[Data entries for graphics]
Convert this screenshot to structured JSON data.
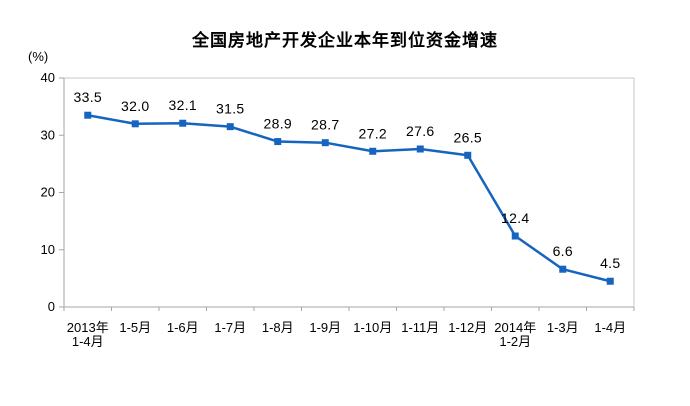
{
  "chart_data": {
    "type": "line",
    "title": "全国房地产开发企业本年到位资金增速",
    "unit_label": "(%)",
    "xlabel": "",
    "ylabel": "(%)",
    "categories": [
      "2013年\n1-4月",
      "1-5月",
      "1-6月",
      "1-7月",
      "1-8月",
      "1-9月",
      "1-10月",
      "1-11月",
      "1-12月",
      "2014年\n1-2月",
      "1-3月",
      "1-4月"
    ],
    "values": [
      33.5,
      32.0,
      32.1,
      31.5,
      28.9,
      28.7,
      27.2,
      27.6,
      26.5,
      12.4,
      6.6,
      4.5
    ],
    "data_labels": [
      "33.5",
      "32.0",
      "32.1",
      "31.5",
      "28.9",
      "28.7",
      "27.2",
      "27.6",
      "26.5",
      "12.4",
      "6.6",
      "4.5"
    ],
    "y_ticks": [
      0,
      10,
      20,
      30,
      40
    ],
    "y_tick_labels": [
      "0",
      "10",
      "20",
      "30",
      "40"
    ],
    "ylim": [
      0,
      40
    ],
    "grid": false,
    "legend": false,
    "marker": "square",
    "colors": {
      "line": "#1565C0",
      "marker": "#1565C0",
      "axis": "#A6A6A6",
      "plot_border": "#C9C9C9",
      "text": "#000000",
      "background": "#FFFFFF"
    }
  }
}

## Given exercise
Output every entry exactly as given; pictures are not part of the copy.

## Solution to the exercise
Convert this screenshot to structured JSON data.
{
  "chart_data": {
    "type": "line",
    "title": "全国房地产开发企业本年到位资金增速",
    "unit_label": "(%)",
    "xlabel": "",
    "ylabel": "(%)",
    "categories": [
      "2013年\n1-4月",
      "1-5月",
      "1-6月",
      "1-7月",
      "1-8月",
      "1-9月",
      "1-10月",
      "1-11月",
      "1-12月",
      "2014年\n1-2月",
      "1-3月",
      "1-4月"
    ],
    "values": [
      33.5,
      32.0,
      32.1,
      31.5,
      28.9,
      28.7,
      27.2,
      27.6,
      26.5,
      12.4,
      6.6,
      4.5
    ],
    "data_labels": [
      "33.5",
      "32.0",
      "32.1",
      "31.5",
      "28.9",
      "28.7",
      "27.2",
      "27.6",
      "26.5",
      "12.4",
      "6.6",
      "4.5"
    ],
    "y_ticks": [
      0,
      10,
      20,
      30,
      40
    ],
    "y_tick_labels": [
      "0",
      "10",
      "20",
      "30",
      "40"
    ],
    "ylim": [
      0,
      40
    ],
    "grid": false,
    "legend": false,
    "marker": "square",
    "colors": {
      "line": "#1565C0",
      "marker": "#1565C0",
      "axis": "#A6A6A6",
      "plot_border": "#C9C9C9",
      "text": "#000000",
      "background": "#FFFFFF"
    }
  }
}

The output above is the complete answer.